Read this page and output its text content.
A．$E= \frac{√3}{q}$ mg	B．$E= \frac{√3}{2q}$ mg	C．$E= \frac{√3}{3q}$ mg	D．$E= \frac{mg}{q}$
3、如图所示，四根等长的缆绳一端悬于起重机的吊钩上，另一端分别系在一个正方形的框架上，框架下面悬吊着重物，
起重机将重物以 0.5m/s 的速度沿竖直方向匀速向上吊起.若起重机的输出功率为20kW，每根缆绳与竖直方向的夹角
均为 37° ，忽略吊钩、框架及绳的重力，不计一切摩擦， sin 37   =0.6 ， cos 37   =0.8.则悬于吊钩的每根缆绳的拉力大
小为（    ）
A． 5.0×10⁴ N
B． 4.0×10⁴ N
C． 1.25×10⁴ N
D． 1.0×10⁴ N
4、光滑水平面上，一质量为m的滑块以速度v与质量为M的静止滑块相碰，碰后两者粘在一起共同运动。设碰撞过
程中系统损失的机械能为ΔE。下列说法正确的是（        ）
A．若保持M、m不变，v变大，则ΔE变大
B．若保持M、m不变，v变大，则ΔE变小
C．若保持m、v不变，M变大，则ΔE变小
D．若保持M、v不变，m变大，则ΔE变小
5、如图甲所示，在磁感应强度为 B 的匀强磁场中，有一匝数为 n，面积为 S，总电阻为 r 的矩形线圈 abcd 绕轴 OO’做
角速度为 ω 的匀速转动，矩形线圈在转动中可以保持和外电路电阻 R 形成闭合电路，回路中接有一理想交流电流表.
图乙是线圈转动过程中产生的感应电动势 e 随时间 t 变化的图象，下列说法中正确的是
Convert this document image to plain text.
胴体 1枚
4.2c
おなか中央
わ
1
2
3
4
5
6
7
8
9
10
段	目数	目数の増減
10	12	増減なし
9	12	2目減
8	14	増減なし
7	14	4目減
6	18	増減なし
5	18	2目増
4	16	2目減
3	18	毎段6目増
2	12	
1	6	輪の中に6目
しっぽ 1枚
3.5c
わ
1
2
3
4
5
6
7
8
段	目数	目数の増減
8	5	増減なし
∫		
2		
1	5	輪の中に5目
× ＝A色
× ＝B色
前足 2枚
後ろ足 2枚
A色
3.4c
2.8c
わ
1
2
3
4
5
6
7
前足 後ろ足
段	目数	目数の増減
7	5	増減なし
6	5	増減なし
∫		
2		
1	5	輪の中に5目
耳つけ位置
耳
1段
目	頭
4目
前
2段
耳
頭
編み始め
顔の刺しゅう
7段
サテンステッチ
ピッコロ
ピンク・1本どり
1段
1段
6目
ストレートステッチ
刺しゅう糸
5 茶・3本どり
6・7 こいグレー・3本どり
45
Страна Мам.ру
* * *
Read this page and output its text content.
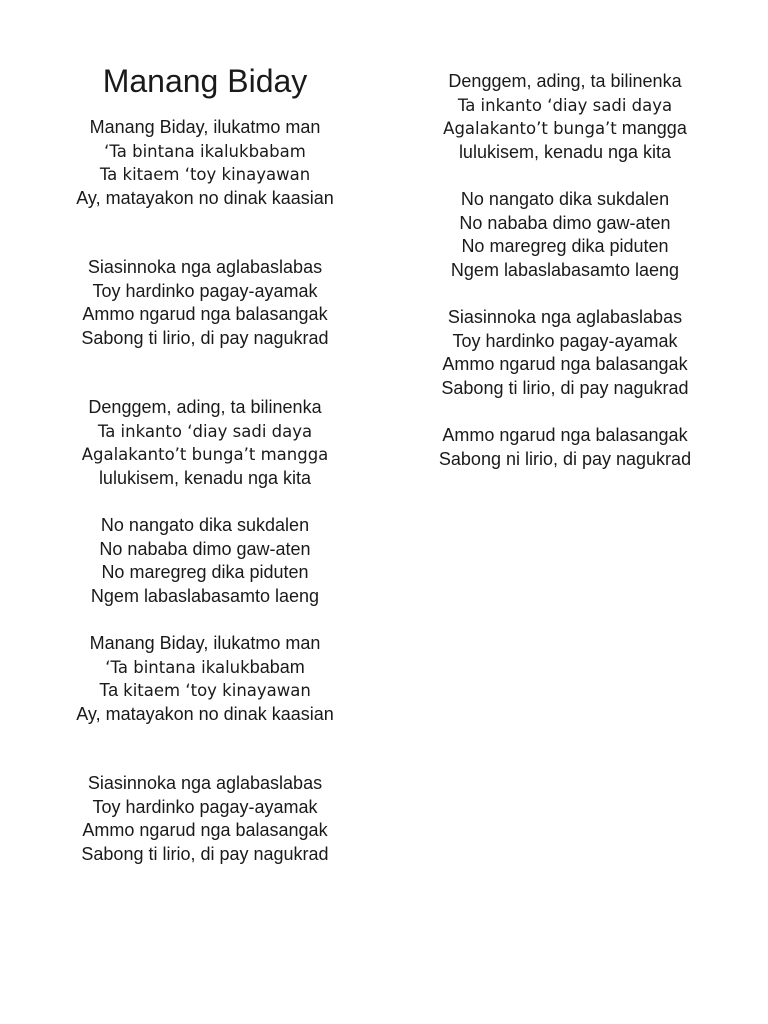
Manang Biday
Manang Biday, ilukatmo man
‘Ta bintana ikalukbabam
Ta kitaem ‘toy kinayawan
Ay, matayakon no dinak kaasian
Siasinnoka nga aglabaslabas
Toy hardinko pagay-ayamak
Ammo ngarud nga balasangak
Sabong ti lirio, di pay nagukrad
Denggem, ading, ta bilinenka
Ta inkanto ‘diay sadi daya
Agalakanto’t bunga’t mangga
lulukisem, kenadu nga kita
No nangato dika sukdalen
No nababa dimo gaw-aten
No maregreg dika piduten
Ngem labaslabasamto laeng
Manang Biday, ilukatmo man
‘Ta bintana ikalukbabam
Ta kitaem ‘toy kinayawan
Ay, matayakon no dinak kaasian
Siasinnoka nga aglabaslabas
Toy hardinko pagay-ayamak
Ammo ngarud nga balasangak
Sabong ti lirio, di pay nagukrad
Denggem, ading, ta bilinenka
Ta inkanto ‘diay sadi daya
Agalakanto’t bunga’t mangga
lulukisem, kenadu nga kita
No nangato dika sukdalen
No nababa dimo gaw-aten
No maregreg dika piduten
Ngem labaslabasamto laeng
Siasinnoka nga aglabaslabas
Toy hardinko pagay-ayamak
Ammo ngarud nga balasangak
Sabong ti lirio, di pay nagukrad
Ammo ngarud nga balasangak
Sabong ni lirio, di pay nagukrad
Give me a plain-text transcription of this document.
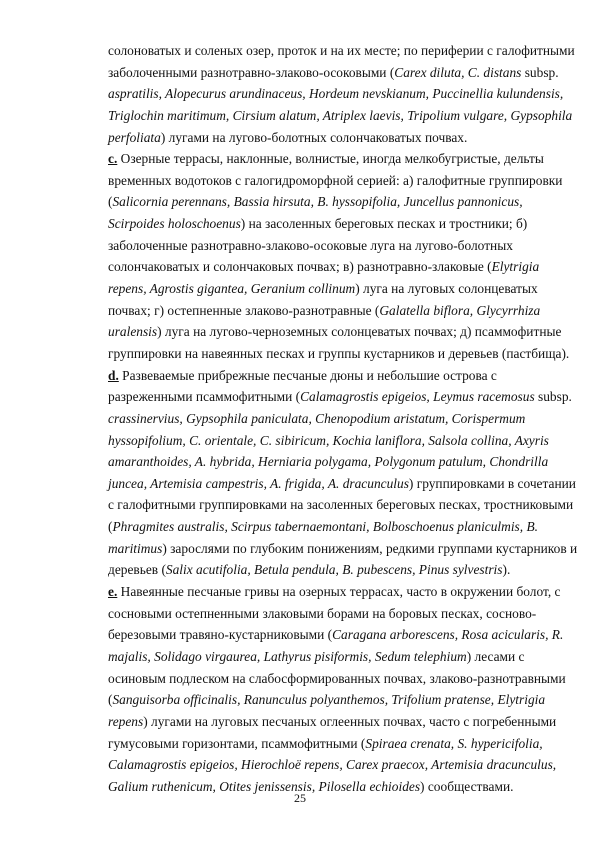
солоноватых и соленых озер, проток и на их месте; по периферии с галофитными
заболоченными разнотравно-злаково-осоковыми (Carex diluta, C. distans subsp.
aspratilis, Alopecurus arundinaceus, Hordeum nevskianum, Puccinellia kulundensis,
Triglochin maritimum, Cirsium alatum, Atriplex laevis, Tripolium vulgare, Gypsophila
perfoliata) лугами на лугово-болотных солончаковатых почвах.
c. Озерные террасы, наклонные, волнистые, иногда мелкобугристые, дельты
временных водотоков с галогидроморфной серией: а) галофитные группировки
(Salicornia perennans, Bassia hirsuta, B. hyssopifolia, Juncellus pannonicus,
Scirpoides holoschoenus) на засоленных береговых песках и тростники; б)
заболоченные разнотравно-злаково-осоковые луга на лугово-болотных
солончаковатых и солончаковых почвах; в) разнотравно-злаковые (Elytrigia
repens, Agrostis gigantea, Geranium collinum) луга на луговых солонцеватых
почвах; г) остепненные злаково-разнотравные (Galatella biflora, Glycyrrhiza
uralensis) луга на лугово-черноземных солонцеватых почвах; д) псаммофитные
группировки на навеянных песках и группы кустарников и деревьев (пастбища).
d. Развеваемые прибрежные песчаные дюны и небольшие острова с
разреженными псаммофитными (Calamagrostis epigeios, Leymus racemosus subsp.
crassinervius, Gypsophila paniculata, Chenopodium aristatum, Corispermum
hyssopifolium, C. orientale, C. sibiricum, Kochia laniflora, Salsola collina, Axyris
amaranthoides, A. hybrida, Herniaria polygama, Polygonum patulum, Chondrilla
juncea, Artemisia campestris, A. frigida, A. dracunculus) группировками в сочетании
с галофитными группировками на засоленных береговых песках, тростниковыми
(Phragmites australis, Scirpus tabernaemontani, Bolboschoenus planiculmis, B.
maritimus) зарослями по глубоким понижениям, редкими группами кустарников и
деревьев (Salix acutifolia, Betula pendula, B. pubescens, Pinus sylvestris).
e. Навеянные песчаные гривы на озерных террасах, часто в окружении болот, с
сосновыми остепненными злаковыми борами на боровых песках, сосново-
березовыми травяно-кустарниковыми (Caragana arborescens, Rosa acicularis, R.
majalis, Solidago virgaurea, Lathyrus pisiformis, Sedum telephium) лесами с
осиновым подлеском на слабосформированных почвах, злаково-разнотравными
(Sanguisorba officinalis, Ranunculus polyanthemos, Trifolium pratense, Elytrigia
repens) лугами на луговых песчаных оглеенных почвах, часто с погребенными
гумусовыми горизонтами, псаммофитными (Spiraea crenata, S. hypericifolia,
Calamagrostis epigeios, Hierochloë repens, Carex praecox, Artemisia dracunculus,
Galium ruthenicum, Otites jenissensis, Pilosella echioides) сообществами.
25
--
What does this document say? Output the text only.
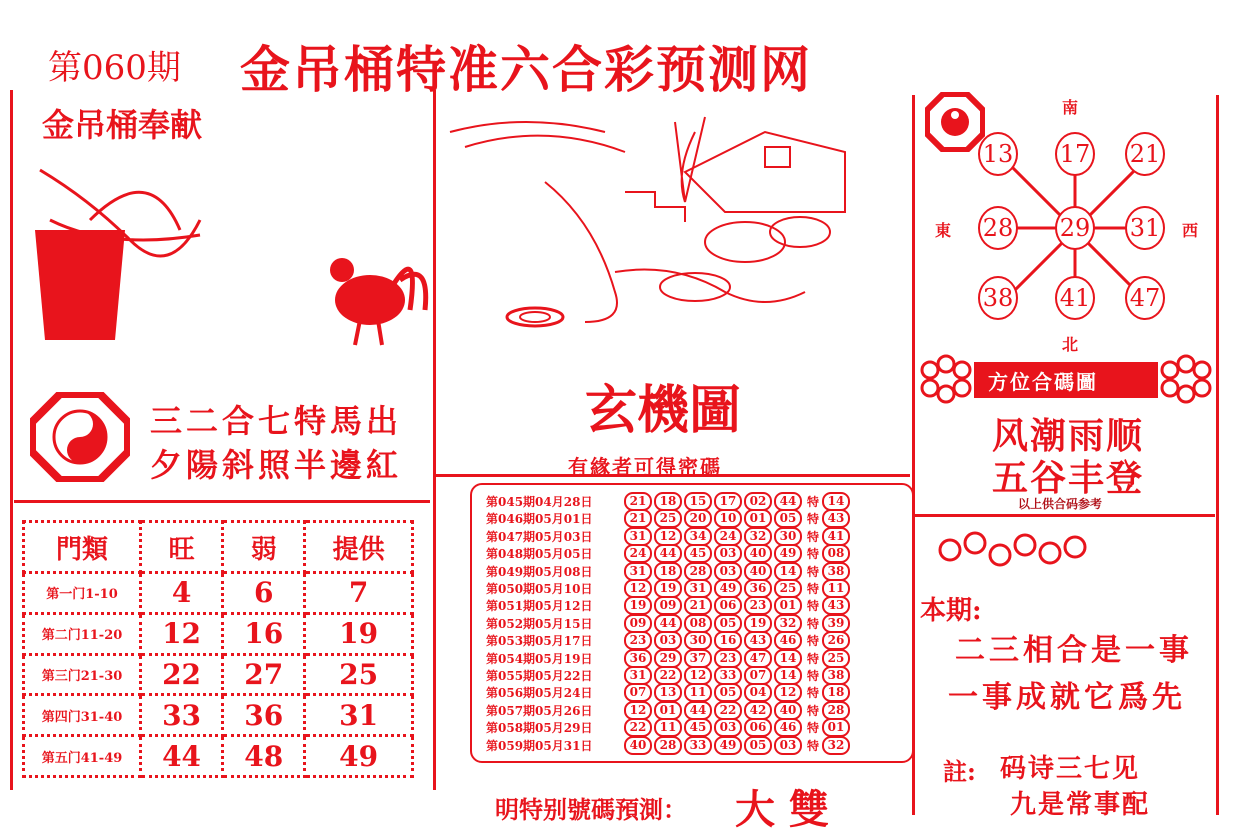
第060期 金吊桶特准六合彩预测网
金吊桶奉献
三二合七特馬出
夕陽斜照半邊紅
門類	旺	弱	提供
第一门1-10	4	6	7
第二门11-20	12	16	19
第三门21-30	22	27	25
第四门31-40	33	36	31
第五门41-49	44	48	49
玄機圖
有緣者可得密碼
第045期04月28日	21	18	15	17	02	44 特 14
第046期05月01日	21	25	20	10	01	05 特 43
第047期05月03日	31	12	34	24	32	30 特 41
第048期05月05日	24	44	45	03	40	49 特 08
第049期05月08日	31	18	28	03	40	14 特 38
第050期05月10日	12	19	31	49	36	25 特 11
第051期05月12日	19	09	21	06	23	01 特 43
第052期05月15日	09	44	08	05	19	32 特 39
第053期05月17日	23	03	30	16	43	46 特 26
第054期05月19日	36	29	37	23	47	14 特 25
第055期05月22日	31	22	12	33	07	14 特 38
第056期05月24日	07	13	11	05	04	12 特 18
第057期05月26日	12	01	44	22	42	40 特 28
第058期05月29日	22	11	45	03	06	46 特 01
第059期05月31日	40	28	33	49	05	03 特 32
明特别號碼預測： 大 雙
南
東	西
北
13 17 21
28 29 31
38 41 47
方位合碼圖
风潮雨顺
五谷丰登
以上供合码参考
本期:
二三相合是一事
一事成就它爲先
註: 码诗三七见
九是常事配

» **EXERCISE AIM**:
Return all lines of the material above in which the word "болотных" occurs.

» **FINISHED ANSWER**:
perfoliata) лугами на лугово-болотных солончаковатых почвах.
заболоченные разнотравно-злаково-осоковые луга на лугово-болотных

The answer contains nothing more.